Work to complete | Copy every line with the string "this" in it.

··· Records shown

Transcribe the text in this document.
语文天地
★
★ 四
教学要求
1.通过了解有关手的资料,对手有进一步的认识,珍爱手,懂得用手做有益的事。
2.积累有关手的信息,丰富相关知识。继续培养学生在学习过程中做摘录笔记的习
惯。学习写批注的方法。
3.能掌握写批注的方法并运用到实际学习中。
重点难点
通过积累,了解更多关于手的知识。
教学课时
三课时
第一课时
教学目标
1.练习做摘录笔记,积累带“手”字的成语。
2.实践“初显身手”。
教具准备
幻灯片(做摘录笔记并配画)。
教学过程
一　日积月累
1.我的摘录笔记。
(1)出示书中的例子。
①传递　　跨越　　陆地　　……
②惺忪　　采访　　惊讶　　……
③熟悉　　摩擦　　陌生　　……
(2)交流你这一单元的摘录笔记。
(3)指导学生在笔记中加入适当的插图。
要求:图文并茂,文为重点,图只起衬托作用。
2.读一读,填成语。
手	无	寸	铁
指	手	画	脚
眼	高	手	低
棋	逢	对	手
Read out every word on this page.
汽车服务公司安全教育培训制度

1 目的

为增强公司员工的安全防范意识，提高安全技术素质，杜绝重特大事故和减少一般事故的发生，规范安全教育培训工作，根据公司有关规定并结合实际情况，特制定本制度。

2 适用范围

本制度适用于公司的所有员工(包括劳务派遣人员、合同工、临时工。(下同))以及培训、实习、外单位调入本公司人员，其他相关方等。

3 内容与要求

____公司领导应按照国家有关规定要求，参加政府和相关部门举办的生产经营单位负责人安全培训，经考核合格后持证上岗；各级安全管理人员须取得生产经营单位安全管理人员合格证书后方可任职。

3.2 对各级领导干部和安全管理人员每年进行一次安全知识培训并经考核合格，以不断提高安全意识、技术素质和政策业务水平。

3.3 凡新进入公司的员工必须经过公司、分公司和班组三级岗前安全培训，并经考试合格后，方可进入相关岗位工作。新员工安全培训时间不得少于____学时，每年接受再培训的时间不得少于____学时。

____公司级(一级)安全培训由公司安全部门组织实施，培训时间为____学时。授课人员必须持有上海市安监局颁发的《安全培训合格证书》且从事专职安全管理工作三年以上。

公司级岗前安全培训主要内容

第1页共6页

······

Response |
Transcribe the text in this document.
Read out every word on this page.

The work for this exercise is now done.